-- begin Material supplied --

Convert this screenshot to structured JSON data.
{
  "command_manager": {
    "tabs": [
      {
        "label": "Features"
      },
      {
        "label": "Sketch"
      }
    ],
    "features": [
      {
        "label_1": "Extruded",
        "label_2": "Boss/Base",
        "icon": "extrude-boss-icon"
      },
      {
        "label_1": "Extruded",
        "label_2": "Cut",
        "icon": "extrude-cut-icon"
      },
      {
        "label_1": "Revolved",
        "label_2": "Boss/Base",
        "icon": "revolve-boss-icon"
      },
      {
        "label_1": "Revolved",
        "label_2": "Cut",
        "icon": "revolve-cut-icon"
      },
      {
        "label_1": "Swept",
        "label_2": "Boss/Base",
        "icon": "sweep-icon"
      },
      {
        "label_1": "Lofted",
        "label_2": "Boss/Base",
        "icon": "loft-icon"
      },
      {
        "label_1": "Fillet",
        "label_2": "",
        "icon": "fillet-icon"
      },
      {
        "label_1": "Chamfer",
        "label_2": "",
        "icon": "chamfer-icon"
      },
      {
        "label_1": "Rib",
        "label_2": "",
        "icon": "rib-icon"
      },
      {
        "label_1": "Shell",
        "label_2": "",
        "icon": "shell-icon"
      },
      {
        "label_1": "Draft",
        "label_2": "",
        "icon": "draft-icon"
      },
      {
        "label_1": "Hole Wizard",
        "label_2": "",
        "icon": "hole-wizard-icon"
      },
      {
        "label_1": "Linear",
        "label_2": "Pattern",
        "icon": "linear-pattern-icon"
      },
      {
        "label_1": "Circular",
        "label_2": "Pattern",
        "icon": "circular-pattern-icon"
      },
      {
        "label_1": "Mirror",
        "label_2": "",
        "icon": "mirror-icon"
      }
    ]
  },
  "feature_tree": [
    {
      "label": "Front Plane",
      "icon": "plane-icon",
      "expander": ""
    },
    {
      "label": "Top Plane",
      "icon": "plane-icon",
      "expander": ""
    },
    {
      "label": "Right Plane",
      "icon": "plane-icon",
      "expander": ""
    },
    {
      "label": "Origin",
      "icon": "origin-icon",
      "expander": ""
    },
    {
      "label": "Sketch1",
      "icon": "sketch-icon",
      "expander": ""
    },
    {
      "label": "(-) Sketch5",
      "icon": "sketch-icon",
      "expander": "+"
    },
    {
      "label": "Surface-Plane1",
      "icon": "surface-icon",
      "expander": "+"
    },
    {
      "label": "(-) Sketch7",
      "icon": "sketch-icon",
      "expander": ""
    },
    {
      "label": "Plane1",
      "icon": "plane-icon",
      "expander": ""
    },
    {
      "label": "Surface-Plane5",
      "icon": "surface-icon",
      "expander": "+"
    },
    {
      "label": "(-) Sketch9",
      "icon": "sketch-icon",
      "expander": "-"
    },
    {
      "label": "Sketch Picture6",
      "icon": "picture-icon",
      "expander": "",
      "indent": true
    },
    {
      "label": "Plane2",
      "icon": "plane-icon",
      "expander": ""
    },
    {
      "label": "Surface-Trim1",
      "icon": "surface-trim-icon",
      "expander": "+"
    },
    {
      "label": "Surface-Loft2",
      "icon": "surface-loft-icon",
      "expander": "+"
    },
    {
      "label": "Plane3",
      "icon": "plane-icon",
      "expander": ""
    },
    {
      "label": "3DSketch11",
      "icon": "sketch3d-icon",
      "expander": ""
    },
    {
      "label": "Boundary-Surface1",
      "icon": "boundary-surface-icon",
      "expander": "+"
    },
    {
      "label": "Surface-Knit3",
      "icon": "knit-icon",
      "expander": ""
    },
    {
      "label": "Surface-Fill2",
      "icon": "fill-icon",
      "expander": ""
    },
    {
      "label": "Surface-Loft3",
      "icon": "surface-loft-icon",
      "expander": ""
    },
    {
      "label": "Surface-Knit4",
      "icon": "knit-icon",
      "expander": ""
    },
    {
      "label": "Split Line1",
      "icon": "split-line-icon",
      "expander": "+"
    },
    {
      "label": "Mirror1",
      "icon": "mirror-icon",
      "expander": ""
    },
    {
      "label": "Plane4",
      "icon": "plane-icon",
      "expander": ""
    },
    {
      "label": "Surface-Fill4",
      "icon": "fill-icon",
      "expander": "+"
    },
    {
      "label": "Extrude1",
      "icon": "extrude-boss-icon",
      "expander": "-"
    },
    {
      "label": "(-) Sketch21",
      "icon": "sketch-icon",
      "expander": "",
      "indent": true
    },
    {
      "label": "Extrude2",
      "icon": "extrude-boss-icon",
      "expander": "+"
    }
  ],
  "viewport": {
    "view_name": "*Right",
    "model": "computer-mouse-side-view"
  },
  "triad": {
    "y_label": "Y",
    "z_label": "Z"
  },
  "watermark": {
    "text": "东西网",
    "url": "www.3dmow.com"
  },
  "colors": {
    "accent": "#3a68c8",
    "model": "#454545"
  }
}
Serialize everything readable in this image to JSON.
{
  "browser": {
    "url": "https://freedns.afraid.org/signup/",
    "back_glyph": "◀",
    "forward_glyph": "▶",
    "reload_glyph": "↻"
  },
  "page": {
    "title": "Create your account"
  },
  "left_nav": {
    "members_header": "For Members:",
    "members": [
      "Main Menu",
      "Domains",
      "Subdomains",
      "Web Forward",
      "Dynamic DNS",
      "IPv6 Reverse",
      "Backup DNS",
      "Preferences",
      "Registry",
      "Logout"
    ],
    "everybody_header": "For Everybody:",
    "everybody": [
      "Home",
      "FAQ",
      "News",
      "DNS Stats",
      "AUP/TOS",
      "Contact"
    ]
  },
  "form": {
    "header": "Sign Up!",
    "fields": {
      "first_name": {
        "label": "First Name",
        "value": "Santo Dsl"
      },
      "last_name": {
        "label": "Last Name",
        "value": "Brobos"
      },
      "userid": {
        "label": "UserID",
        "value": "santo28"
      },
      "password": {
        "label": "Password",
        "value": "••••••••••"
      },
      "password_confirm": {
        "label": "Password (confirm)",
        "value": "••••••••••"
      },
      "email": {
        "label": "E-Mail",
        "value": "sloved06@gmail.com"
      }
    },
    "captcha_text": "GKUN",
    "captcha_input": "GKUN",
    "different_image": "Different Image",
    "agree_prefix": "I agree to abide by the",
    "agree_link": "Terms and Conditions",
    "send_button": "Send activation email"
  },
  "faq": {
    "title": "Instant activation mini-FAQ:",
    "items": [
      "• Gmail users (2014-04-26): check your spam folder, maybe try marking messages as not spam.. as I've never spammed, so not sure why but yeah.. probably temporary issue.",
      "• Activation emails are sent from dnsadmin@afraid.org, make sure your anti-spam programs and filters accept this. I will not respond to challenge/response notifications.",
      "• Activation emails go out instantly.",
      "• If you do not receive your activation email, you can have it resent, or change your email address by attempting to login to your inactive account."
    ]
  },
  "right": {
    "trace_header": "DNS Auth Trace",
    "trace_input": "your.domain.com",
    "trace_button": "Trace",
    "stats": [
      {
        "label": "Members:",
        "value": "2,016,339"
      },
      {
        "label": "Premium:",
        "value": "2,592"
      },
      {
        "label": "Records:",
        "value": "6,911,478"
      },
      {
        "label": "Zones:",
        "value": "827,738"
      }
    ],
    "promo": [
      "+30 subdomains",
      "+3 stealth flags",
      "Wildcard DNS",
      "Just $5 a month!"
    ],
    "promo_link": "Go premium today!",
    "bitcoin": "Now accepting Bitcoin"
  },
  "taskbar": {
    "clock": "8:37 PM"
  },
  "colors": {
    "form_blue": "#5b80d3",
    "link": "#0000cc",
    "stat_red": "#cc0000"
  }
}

-- end Material supplied --

§ **What you need to do**: Identify each line in the entries with the word "emails" and copy it.

§ **Answer for the task**:
      "• Activation emails are sent from dnsadmin@afraid.org, make sure your anti-spam programs and filters accept this. I will not respond to challenge/response notifications.",
      "• Activation emails go out instantly.",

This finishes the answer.